--- BEGIN INFORMATION SUPPLIED ---

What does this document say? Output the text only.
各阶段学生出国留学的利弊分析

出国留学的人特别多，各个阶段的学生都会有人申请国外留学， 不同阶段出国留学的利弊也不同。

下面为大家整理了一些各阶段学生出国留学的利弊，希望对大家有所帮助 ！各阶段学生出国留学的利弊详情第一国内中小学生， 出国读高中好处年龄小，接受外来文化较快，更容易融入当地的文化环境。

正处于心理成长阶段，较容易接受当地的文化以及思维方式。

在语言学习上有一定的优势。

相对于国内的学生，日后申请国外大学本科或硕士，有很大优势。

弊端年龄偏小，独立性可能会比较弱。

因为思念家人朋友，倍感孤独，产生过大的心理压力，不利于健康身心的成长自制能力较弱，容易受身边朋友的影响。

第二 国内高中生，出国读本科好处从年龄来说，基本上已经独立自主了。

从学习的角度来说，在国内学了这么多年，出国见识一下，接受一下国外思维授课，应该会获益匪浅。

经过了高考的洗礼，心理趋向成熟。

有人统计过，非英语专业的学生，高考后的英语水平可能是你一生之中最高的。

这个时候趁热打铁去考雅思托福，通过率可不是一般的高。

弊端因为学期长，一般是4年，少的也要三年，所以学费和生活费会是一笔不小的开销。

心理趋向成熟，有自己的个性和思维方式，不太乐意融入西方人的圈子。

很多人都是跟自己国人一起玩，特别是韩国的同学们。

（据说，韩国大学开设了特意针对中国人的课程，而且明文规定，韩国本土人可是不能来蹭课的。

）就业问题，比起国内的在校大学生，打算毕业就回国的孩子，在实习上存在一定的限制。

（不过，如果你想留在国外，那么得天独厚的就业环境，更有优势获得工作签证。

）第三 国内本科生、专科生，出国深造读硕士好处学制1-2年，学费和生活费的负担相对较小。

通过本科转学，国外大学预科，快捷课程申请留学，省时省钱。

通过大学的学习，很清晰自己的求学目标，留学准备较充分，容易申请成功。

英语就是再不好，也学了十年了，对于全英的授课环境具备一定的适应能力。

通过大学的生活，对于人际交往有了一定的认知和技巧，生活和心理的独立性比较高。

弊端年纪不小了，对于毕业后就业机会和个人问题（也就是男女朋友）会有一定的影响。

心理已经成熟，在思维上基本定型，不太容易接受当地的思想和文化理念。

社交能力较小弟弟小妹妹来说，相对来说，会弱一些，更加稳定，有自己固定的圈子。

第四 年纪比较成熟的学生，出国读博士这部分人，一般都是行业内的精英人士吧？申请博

--- END INFORMATION SUPPLIED ---

*EXERCISE*.
Report how many lines of the data contain the word "心理趋向成熟", using the number alone.

*THE OUTPUT*.
2